• **Goal**: Leave out the pictures; transcribe all else exactly.

Items from a dataset:

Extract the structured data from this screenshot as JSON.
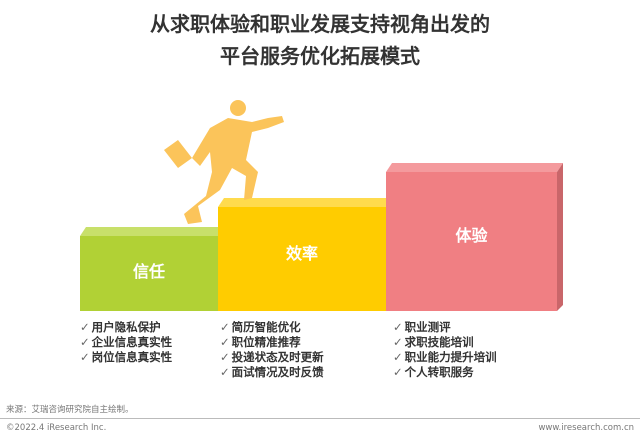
{
  "title": {
    "line1": "从求职体验和职业发展支持视角出发的",
    "line2": "平台服务优化拓展模式"
  },
  "colors": {
    "trust": "#b1d135",
    "efficiency": "#ffcc00",
    "experience": "#f07f83",
    "figure": "#fbc45a"
  },
  "blocks": [
    {
      "label": "信任",
      "items": [
        "用户隐私保护",
        "企业信息真实性",
        "岗位信息真实性"
      ]
    },
    {
      "label": "效率",
      "items": [
        "简历智能优化",
        "职位精准推荐",
        "投递状态及时更新",
        "面试情况及时反馈"
      ]
    },
    {
      "label": "体验",
      "items": [
        "职业测评",
        "求职技能培训",
        "职业能力提升培训",
        "个人转职服务"
      ]
    }
  ],
  "check": "✓",
  "footer": {
    "source": "来源：艾瑞咨询研究院自主绘制。",
    "copyright": "©2022.4 iResearch Inc.",
    "url": "www.iresearch.com.cn"
  }
}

• **Output of the exercise**:
Extract the structured data from this screenshot as JSON.
{
  "title": {
    "line1": "从求职体验和职业发展支持视角出发的",
    "line2": "平台服务优化拓展模式"
  },
  "colors": {
    "trust": "#b1d135",
    "efficiency": "#ffcc00",
    "experience": "#f07f83",
    "figure": "#fbc45a"
  },
  "blocks": [
    {
      "label": "信任",
      "items": [
        "用户隐私保护",
        "企业信息真实性",
        "岗位信息真实性"
      ]
    },
    {
      "label": "效率",
      "items": [
        "简历智能优化",
        "职位精准推荐",
        "投递状态及时更新",
        "面试情况及时反馈"
      ]
    },
    {
      "label": "体验",
      "items": [
        "职业测评",
        "求职技能培训",
        "职业能力提升培训",
        "个人转职服务"
      ]
    }
  ],
  "check": "✓",
  "footer": {
    "source": "来源：艾瑞咨询研究院自主绘制。",
    "copyright": "©2022.4 iResearch Inc.",
    "url": "www.iresearch.com.cn"
  }
}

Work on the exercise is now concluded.